■ **TASK PROMPT**: Copy, from the entries below, each line in which the string "style" appears.

++++ LISTED ENTRIES ++++

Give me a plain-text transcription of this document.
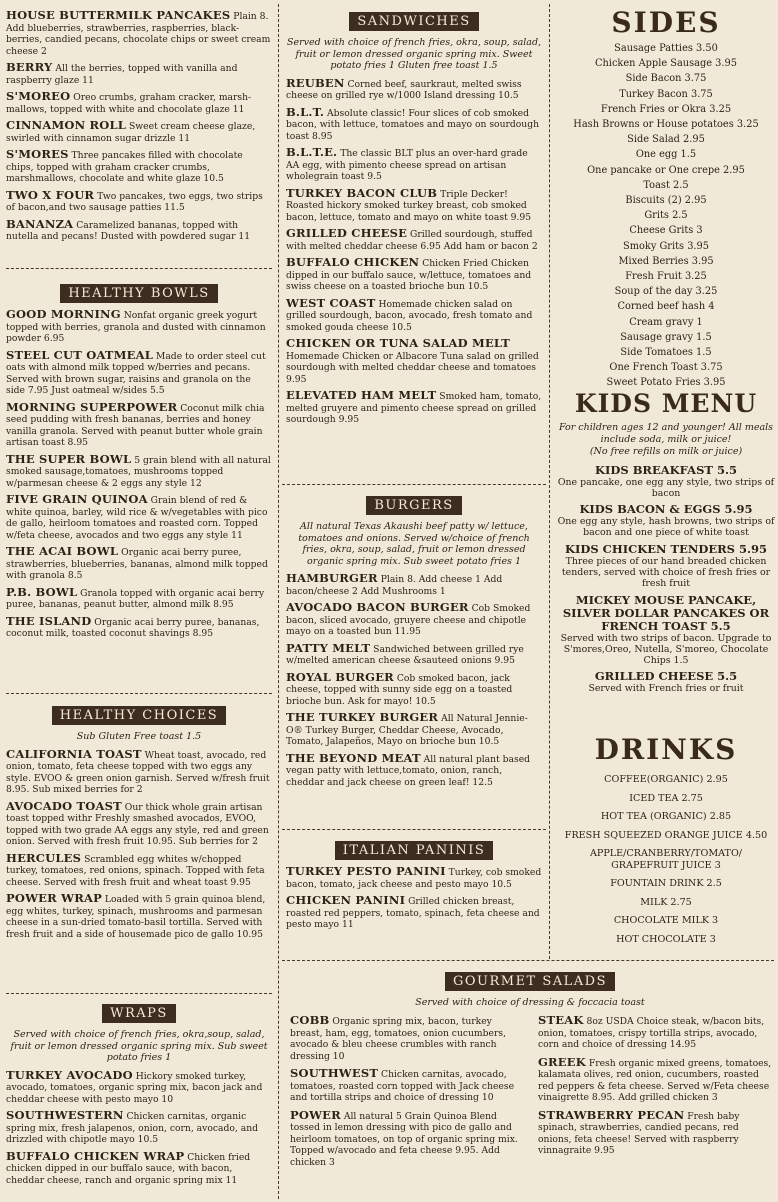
HOUSE BUTTERMILK PANCAKES Plain 8. Add blueberries, strawberries, raspberries, black-berries, candied pecans, chocolate chips or sweet cream cheese 2

BERRY All the berries, topped with vanilla and raspberry glaze 11

S'MOREO Oreo crumbs, graham cracker, marsh-mallows, topped with white and chocolate glaze 11

CINNAMON ROLL Sweet cream cheese glaze, swirled with cinnamon sugar drizzle 11

S'MORES Three pancakes filled with chocolate chips, topped with graham cracker crumbs, marshmallows, chocolate and white glaze 10.5

TWO X FOUR Two pancakes, two eggs, two strips of bacon,and two sausage patties 11.5

BANANZA Caramelized bananas, topped with nutella and pecans! Dusted with powdered sugar 11

HEALTHY BOWLS

GOOD MORNING Nonfat organic greek yogurt topped with berries, granola and dusted with cinnamon powder 6.95

STEEL CUT OATMEAL Made to order steel cut oats with almond milk topped w/berries and pecans. Served with brown sugar, raisins and granola on the side 7.95 Just oatmeal w/sides 5.5

MORNING SUPERPOWER Coconut milk chia seed pudding with fresh bananas, berries and honey vanilla granola. Served with peanut butter whole grain artisan toast 8.95

THE SUPER BOWL 5 grain blend with all natural smoked sausage,tomatoes, mushrooms topped w/parmesan cheese & 2 eggs any style 12

FIVE GRAIN QUINOA Grain blend of red & white quinoa, barley, wild rice & w/vegetables with pico de gallo, heirloom tomatoes and roasted corn. Topped w/feta cheese, avocados and two eggs any style 11

THE ACAI BOWL Organic acai berry puree, strawberries, blueberries, bananas, almond milk topped with granola 8.5

P.B. BOWL Granola topped with organic acai berry puree, bananas, peanut butter, almond milk 8.95

THE ISLAND Organic acai berry puree, bananas, coconut milk, toasted coconut shavings 8.95

HEALTHY CHOICES

Sub Gluten Free toast 1.5

CALIFORNIA TOAST Wheat toast, avocado, red onion, tomato, feta cheese topped with two eggs any style. EVOO & green onion garnish. Served w/fresh fruit 8.95. Sub mixed berries for 2

AVOCADO TOAST Our thick whole grain artisan toast topped withr Freshly smashed avocados, EVOO, topped with two grade AA eggs any style, red and green onion. Served with fresh fruit 10.95. Sub berries for 2

HERCULES Scrambled egg whites w/chopped turkey, tomatoes, red onions, spinach. Topped with feta cheese. Served with fresh fruit and wheat toast 9.95

POWER WRAP Loaded with 5 grain quinoa blend, egg whites, turkey, spinach, mushrooms and parmesan cheese in a sun-dried tomato-basil tortilla. Served with fresh fruit and a side of housemade pico de gallo 10.95

WRAPS

Served with choice of french fries, okra,soup, salad, fruit or lemon dressed organic spring mix. Sub sweet potato fries 1

TURKEY AVOCADO Hickory smoked turkey, avocado, tomatoes, organic spring mix, bacon jack and cheddar cheese with pesto mayo 10

SOUTHWESTERN Chicken carnitas, organic spring mix, fresh jalapenos, onion, corn, avocado, and drizzled with chipotle mayo 10.5

BUFFALO CHICKEN WRAP Chicken fried chicken dipped in our buffalo sauce, with bacon, cheddar cheese, ranch and organic spring mix 11

SANDWICHES

Served with choice of french fries, okra, soup, salad, fruit or lemon dressed organic spring mix. Sweet potato fries 1 Gluten free toast 1.5

REUBEN Corned beef, saurkraut, melted swiss cheese on grilled rye w/1000 Island dressing 10.5

B.L.T. Absolute classic! Four slices of cob smoked bacon, with lettuce, tomatoes and mayo on sourdough toast 8.95

B.L.T.E. The classic BLT plus an over-hard grade AA egg, with pimento cheese spread on artisan wholegrain toast 9.5

TURKEY BACON CLUB Triple Decker! Roasted hickory smoked turkey breast, cob smoked bacon, lettuce, tomato and mayo on white toast 9.95

GRILLED CHEESE Grilled sourdough, stuffed with melted cheddar cheese 6.95 Add ham or bacon 2

BUFFALO CHICKEN Chicken Fried Chicken dipped in our buffalo sauce, w/lettuce, tomatoes and swiss cheese on a toasted brioche bun 10.5

WEST COAST Homemade chicken salad on grilled sourdough, bacon, avocado, fresh tomato and smoked gouda cheese 10.5

CHICKEN OR TUNA SALAD MELT Homemade Chicken or Albacore Tuna salad on grilled sourdough with melted cheddar cheese and tomatoes 9.95

ELEVATED HAM MELT Smoked ham, tomato, melted gruyere and pimento cheese spread on grilled sourdough 9.95

BURGERS

All natural Texas Akaushi beef patty w/ lettuce, tomatoes and onions. Served w/choice of french fries, okra, soup, salad, fruit or lemon dressed organic spring mix. Sub sweet potato fries 1

HAMBURGER Plain 8. Add cheese 1 Add bacon/cheese 2 Add Mushrooms 1

AVOCADO BACON BURGER Cob Smoked bacon, sliced avocado, gruyere cheese and chipotle mayo on a toasted bun 11.95

PATTY MELT Sandwiched between grilled rye w/melted american cheese &sauteed onions 9.95

ROYAL BURGER Cob smoked bacon, jack cheese, topped with sunny side egg on a toasted brioche bun. Ask for mayo! 10.5

THE TURKEY BURGER All Natural Jennie-O® Turkey Burger, Cheddar Cheese, Avocado, Tomato, Jalapeños, Mayo on brioche bun 10.5

THE BEYOND MEAT All natural plant based vegan patty with lettuce,tomato, onion, ranch, cheddar and jack cheese on green leaf! 12.5

ITALIAN PANINIS

TURKEY PESTO PANINI Turkey, cob smoked bacon, tomato, jack cheese and pesto mayo 10.5

CHICKEN PANINI Grilled chicken breast, roasted red peppers, tomato, spinach, feta cheese and pesto mayo 11

SIDES
Sausage Patties 3.50
Chicken Apple Sausage 3.95
Side Bacon 3.75
Turkey Bacon 3.75
French Fries or Okra 3.25
Hash Browns or House potatoes 3.25
Side Salad 2.95
One egg 1.5
One pancake or One crepe 2.95
Toast 2.5
Biscuits (2) 2.95
Grits 2.5
Cheese Grits 3
Smoky Grits 3.95
Mixed Berries 3.95
Fresh Fruit 3.25
Soup of the day 3.25
Corned beef hash 4
Cream gravy 1
Sausage gravy 1.5
Side Tomatoes 1.5
One French Toast 3.75
Sweet Potato Fries 3.95
KIDS MENU

For children ages 12 and younger! All meals include soda, milk or juice!

(No free refills on milk or juice)

KIDS BREAKFAST 5.5
One pancake, one egg any style, two strips of bacon
KIDS BACON & EGGS 5.95
One egg any style, hash browns, two strips of bacon and one piece of white toast
KIDS CHICKEN TENDERS 5.95
Three pieces of our hand breaded chicken tenders, served with choice of fresh fries or fresh fruit
MICKEY MOUSE PANCAKE, SILVER DOLLAR PANCAKES OR FRENCH TOAST 5.5
Served with two strips of bacon. Upgrade to S'mores,Oreo, Nutella, S'moreo, Chocolate Chips 1.5
GRILLED CHEESE 5.5
Served with French fries or fruit
DRINKS

COFFEE(ORGANIC) 2.95

ICED TEA 2.75

HOT TEA (ORGANIC) 2.85

FRESH SQUEEZED ORANGE JUICE 4.50

APPLE/CRANBERRY/TOMATO/ GRAPEFRUIT JUICE 3

FOUNTAIN DRINK 2.5

MILK 2.75

CHOCOLATE MILK 3

HOT CHOCOLATE 3

GOURMET SALADS

Served with choice of dressing & foccacia toast

COBB Organic spring mix, bacon, turkey breast, ham, egg, tomatoes, onion cucumbers, avocado & bleu cheese crumbles with ranch dressing 10

SOUTHWEST Chicken carnitas, avocado, tomatoes, roasted corn topped with Jack cheese and tortilla strips and choice of dressing 10

POWER All natural 5 Grain Quinoa Blend tossed in lemon dressing with pico de gallo and heirloom tomatoes, on top of organic spring mix. Topped w/avocado and feta cheese 9.95. Add chicken 3

STEAK 8oz USDA Choice steak, w/bacon bits, onion, tomatoes, crispy tortilla strips, avocado, corn and choice of dressing 14.95

GREEK Fresh organic mixed greens, tomatoes, kalamata olives, red onion, cucumbers, roasted red peppers & feta cheese. Served w/Feta cheese vinaigrette 8.95. Add grilled chicken 3

STRAWBERRY PECAN Fresh baby spinach, strawberries, candied pecans, red onions, feta cheese! Served with raspberry vinnagraite 9.95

++++

■ **COMPLETE OUTPUT**:
THE SUPER BOWL 5 grain blend with all natural smoked sausage,tomatoes, mushrooms topped w/parmesan cheese & 2 eggs any style 12
FIVE GRAIN QUINOA Grain blend of red & white quinoa, barley, wild rice & w/vegetables with pico de gallo, heirloom tomatoes and roasted corn. Topped w/feta cheese, avocados and two eggs any style 11
CALIFORNIA TOAST Wheat toast, avocado, red onion, tomato, feta cheese topped with two eggs any style. EVOO & green onion garnish. Served w/fresh fruit 8.95. Sub mixed berries for 2
AVOCADO TOAST Our thick whole grain artisan toast topped withr Freshly smashed avocados, EVOO, topped with two grade AA eggs any style, red and green onion. Served with fresh fruit 10.95. Sub berries for 2
One pancake, one egg any style, two strips of bacon
One egg any style, hash browns, two strips of bacon and one piece of white toast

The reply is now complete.